Pictures aside, repeat every entry exactly.
..............................
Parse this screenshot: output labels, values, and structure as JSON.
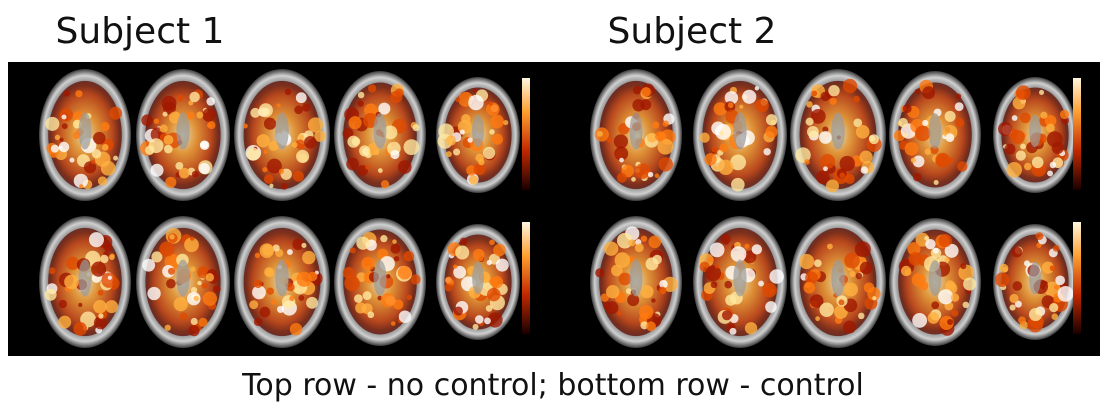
{
  "panels": [
    {
      "title": "Subject 1"
    },
    {
      "title": "Subject 2"
    }
  ],
  "caption": "Top row - no control; bottom row - control"
}
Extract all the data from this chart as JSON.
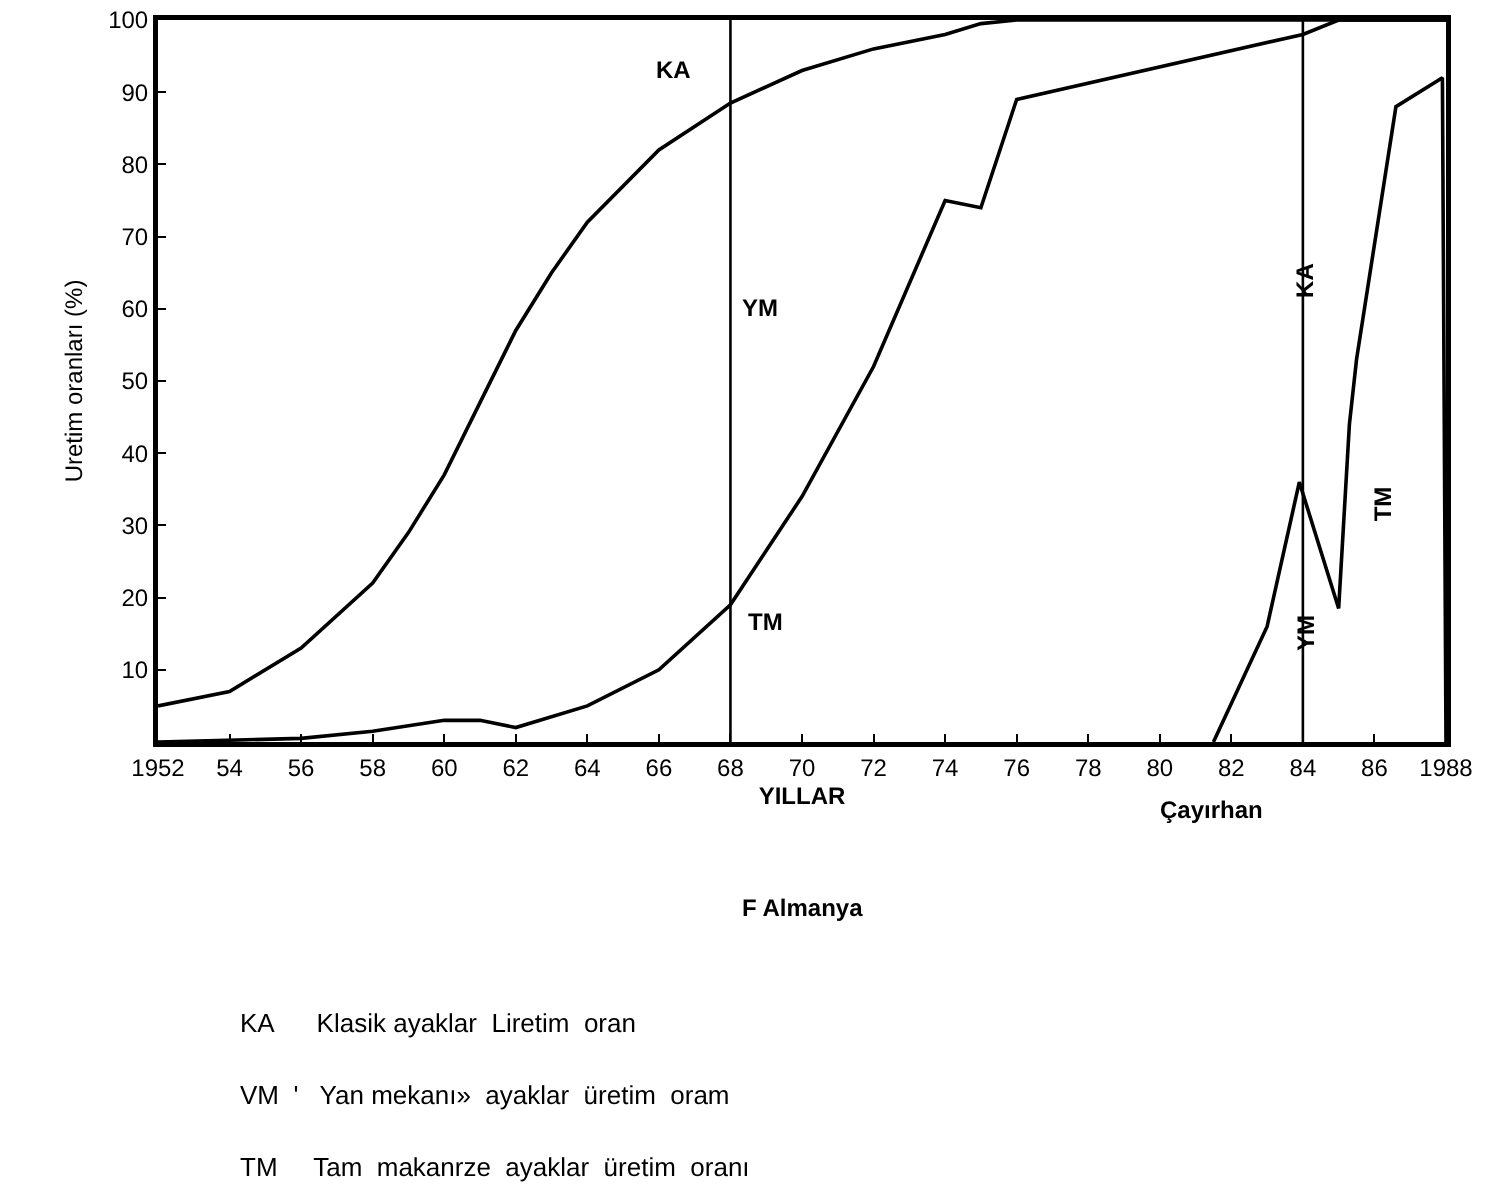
{
  "chart_data": {
    "type": "line",
    "xlabel": "YILLAR",
    "ylabel": "Uretim oranları (%)",
    "xlim": [
      1952,
      1988
    ],
    "ylim": [
      0,
      100
    ],
    "xticks": [
      {
        "value": 1952,
        "label": "1952"
      },
      {
        "value": 1954,
        "label": "54"
      },
      {
        "value": 1956,
        "label": "56"
      },
      {
        "value": 1958,
        "label": "58"
      },
      {
        "value": 1960,
        "label": "60"
      },
      {
        "value": 1962,
        "label": "62"
      },
      {
        "value": 1964,
        "label": "64"
      },
      {
        "value": 1966,
        "label": "66"
      },
      {
        "value": 1968,
        "label": "68"
      },
      {
        "value": 1970,
        "label": "70"
      },
      {
        "value": 1972,
        "label": "72"
      },
      {
        "value": 1974,
        "label": "74"
      },
      {
        "value": 1976,
        "label": "76"
      },
      {
        "value": 1978,
        "label": "78"
      },
      {
        "value": 1980,
        "label": "80"
      },
      {
        "value": 1982,
        "label": "82"
      },
      {
        "value": 1984,
        "label": "84"
      },
      {
        "value": 1986,
        "label": "86"
      },
      {
        "value": 1988,
        "label": "1988"
      }
    ],
    "yticks": [
      10,
      20,
      30,
      40,
      50,
      60,
      70,
      80,
      90,
      100
    ],
    "grid": false,
    "marker": "none",
    "line_style": "solid",
    "series": [
      {
        "color": "#000000",
        "x": [
          1952,
          1954,
          1956,
          1958,
          1959,
          1960,
          1961,
          1962,
          1963,
          1964,
          1966,
          1968,
          1970,
          1972,
          1974,
          1975,
          1976,
          1988
        ],
        "values": [
          5,
          7,
          13,
          22,
          29,
          37,
          47,
          57,
          65,
          72,
          82,
          88.5,
          93,
          96,
          98,
          99.5,
          100,
          100
        ]
      },
      {
        "color": "#000000",
        "x": [
          1952,
          1956,
          1958,
          1960,
          1961,
          1962,
          1964,
          1966,
          1968,
          1970,
          1972,
          1974,
          1975,
          1976,
          1984,
          1985,
          1988
        ],
        "values": [
          0,
          0.5,
          1.5,
          3,
          3,
          2,
          5,
          10,
          19,
          34,
          52,
          75,
          74,
          89,
          98,
          100,
          100
        ]
      },
      {
        "color": "#000000",
        "x": [
          1981.5,
          1983,
          1983.9,
          1985,
          1985.3,
          1985.5,
          1986.6,
          1987.9,
          1988
        ],
        "values": [
          0,
          16,
          36,
          18.5,
          44,
          53,
          88,
          92,
          0
        ]
      }
    ],
    "ref_lines": [
      {
        "axis": "x",
        "value": 1968,
        "color": "#000000",
        "line_style": "solid"
      },
      {
        "axis": "x",
        "value": 1984,
        "color": "#000000",
        "line_style": "solid"
      }
    ],
    "annotations": [
      "KA",
      "YM",
      "TM",
      "KA",
      "YM",
      "TM",
      "Çayırhan",
      "F Almanya",
      "KA      Klasik ayaklar  Liretim  oran",
      "VM  '   Yan mekanı»  ayaklar  üretim  oram",
      "TM     Tam  makanrze  ayaklar  üretim  oranı"
    ]
  }
}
..............................
Response to the task:
Parse this screenshot: output labels, values, and structure as JSON.
{
  "panels": [
    {
      "title": "Subject 1"
    },
    {
      "title": "Subject 2"
    }
  ],
  "caption": "Top row - no control; bottom row - control"
}
Extract all the data from this chart as JSON.
{
  "chart_data": {
    "type": "line",
    "xlabel": "YILLAR",
    "ylabel": "Uretim oranları (%)",
    "xlim": [
      1952,
      1988
    ],
    "ylim": [
      0,
      100
    ],
    "xticks": [
      {
        "value": 1952,
        "label": "1952"
      },
      {
        "value": 1954,
        "label": "54"
      },
      {
        "value": 1956,
        "label": "56"
      },
      {
        "value": 1958,
        "label": "58"
      },
      {
        "value": 1960,
        "label": "60"
      },
      {
        "value": 1962,
        "label": "62"
      },
      {
        "value": 1964,
        "label": "64"
      },
      {
        "value": 1966,
        "label": "66"
      },
      {
        "value": 1968,
        "label": "68"
      },
      {
        "value": 1970,
        "label": "70"
      },
      {
        "value": 1972,
        "label": "72"
      },
      {
        "value": 1974,
        "label": "74"
      },
      {
        "value": 1976,
        "label": "76"
      },
      {
        "value": 1978,
        "label": "78"
      },
      {
        "value": 1980,
        "label": "80"
      },
      {
        "value": 1982,
        "label": "82"
      },
      {
        "value": 1984,
        "label": "84"
      },
      {
        "value": 1986,
        "label": "86"
      },
      {
        "value": 1988,
        "label": "1988"
      }
    ],
    "yticks": [
      10,
      20,
      30,
      40,
      50,
      60,
      70,
      80,
      90,
      100
    ],
    "grid": false,
    "marker": "none",
    "line_style": "solid",
    "series": [
      {
        "color": "#000000",
        "x": [
          1952,
          1954,
          1956,
          1958,
          1959,
          1960,
          1961,
          1962,
          1963,
          1964,
          1966,
          1968,
          1970,
          1972,
          1974,
          1975,
          1976,
          1988
        ],
        "values": [
          5,
          7,
          13,
          22,
          29,
          37,
          47,
          57,
          65,
          72,
          82,
          88.5,
          93,
          96,
          98,
          99.5,
          100,
          100
        ]
      },
      {
        "color": "#000000",
        "x": [
          1952,
          1956,
          1958,
          1960,
          1961,
          1962,
          1964,
          1966,
          1968,
          1970,
          1972,
          1974,
          1975,
          1976,
          1984,
          1985,
          1988
        ],
        "values": [
          0,
          0.5,
          1.5,
          3,
          3,
          2,
          5,
          10,
          19,
          34,
          52,
          75,
          74,
          89,
          98,
          100,
          100
        ]
      },
      {
        "color": "#000000",
        "x": [
          1981.5,
          1983,
          1983.9,
          1985,
          1985.3,
          1985.5,
          1986.6,
          1987.9,
          1988
        ],
        "values": [
          0,
          16,
          36,
          18.5,
          44,
          53,
          88,
          92,
          0
        ]
      }
    ],
    "ref_lines": [
      {
        "axis": "x",
        "value": 1968,
        "color": "#000000",
        "line_style": "solid"
      },
      {
        "axis": "x",
        "value": 1984,
        "color": "#000000",
        "line_style": "solid"
      }
    ],
    "annotations": [
      "KA",
      "YM",
      "TM",
      "KA",
      "YM",
      "TM",
      "Çayırhan",
      "F Almanya",
      "KA      Klasik ayaklar  Liretim  oran",
      "VM  '   Yan mekanı»  ayaklar  üretim  oram",
      "TM     Tam  makanrze  ayaklar  üretim  oranı"
    ]
  }
}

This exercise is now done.